PROBLEM STATEMENT -> Print the listing below exactly.

[Extracted records]
------------------------------------
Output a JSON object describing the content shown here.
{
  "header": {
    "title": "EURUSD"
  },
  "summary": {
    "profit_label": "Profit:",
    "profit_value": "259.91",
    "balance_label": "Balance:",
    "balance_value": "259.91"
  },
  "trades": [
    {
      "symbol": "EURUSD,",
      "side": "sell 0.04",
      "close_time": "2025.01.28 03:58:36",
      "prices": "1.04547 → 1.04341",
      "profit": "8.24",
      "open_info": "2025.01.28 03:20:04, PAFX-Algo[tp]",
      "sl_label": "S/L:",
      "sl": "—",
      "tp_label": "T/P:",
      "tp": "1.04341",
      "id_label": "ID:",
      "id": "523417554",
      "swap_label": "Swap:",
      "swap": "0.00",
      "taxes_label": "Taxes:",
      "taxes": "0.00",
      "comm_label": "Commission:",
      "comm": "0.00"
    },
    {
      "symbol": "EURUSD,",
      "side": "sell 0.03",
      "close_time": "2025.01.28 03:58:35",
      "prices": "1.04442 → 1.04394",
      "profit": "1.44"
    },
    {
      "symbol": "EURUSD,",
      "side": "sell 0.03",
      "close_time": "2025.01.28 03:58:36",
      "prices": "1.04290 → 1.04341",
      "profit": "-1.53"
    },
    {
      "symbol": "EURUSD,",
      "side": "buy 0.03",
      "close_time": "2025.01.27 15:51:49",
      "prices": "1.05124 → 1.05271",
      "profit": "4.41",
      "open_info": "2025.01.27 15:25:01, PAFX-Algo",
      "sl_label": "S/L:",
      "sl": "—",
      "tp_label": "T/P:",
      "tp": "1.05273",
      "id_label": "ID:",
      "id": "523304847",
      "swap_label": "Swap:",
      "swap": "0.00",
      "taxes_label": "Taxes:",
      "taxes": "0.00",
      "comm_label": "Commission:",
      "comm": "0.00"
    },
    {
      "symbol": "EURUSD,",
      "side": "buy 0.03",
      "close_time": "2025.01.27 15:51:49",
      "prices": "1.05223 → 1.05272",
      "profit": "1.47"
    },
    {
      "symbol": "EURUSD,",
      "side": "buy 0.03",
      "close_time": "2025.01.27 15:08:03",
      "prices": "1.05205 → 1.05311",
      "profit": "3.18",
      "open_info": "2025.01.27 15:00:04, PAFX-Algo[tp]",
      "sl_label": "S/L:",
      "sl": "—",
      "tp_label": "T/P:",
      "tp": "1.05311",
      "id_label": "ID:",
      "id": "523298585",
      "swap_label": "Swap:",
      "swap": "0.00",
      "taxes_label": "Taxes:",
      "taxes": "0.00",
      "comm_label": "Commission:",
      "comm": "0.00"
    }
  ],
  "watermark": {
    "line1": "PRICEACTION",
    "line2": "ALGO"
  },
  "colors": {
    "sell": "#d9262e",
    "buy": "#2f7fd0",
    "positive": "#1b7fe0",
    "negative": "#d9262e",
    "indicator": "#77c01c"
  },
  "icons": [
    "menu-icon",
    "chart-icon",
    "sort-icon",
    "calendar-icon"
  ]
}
------------------------------------
RESPONSE FOR THIS EXERCISE ->
Output a JSON object describing the content shown here.
{
  "header": {
    "title": "EURUSD"
  },
  "summary": {
    "profit_label": "Profit:",
    "profit_value": "259.91",
    "balance_label": "Balance:",
    "balance_value": "259.91"
  },
  "trades": [
    {
      "symbol": "EURUSD,",
      "side": "sell 0.04",
      "close_time": "2025.01.28 03:58:36",
      "prices": "1.04547 → 1.04341",
      "profit": "8.24",
      "open_info": "2025.01.28 03:20:04, PAFX-Algo[tp]",
      "sl_label": "S/L:",
      "sl": "—",
      "tp_label": "T/P:",
      "tp": "1.04341",
      "id_label": "ID:",
      "id": "523417554",
      "swap_label": "Swap:",
      "swap": "0.00",
      "taxes_label": "Taxes:",
      "taxes": "0.00",
      "comm_label": "Commission:",
      "comm": "0.00"
    },
    {
      "symbol": "EURUSD,",
      "side": "sell 0.03",
      "close_time": "2025.01.28 03:58:35",
      "prices": "1.04442 → 1.04394",
      "profit": "1.44"
    },
    {
      "symbol": "EURUSD,",
      "side": "sell 0.03",
      "close_time": "2025.01.28 03:58:36",
      "prices": "1.04290 → 1.04341",
      "profit": "-1.53"
    },
    {
      "symbol": "EURUSD,",
      "side": "buy 0.03",
      "close_time": "2025.01.27 15:51:49",
      "prices": "1.05124 → 1.05271",
      "profit": "4.41",
      "open_info": "2025.01.27 15:25:01, PAFX-Algo",
      "sl_label": "S/L:",
      "sl": "—",
      "tp_label": "T/P:",
      "tp": "1.05273",
      "id_label": "ID:",
      "id": "523304847",
      "swap_label": "Swap:",
      "swap": "0.00",
      "taxes_label": "Taxes:",
      "taxes": "0.00",
      "comm_label": "Commission:",
      "comm": "0.00"
    },
    {
      "symbol": "EURUSD,",
      "side": "buy 0.03",
      "close_time": "2025.01.27 15:51:49",
      "prices": "1.05223 → 1.05272",
      "profit": "1.47"
    },
    {
      "symbol": "EURUSD,",
      "side": "buy 0.03",
      "close_time": "2025.01.27 15:08:03",
      "prices": "1.05205 → 1.05311",
      "profit": "3.18",
      "open_info": "2025.01.27 15:00:04, PAFX-Algo[tp]",
      "sl_label": "S/L:",
      "sl": "—",
      "tp_label": "T/P:",
      "tp": "1.05311",
      "id_label": "ID:",
      "id": "523298585",
      "swap_label": "Swap:",
      "swap": "0.00",
      "taxes_label": "Taxes:",
      "taxes": "0.00",
      "comm_label": "Commission:",
      "comm": "0.00"
    }
  ],
  "watermark": {
    "line1": "PRICEACTION",
    "line2": "ALGO"
  },
  "colors": {
    "sell": "#d9262e",
    "buy": "#2f7fd0",
    "positive": "#1b7fe0",
    "negative": "#d9262e",
    "indicator": "#77c01c"
  },
  "icons": [
    "menu-icon",
    "chart-icon",
    "sort-icon",
    "calendar-icon"
  ]
}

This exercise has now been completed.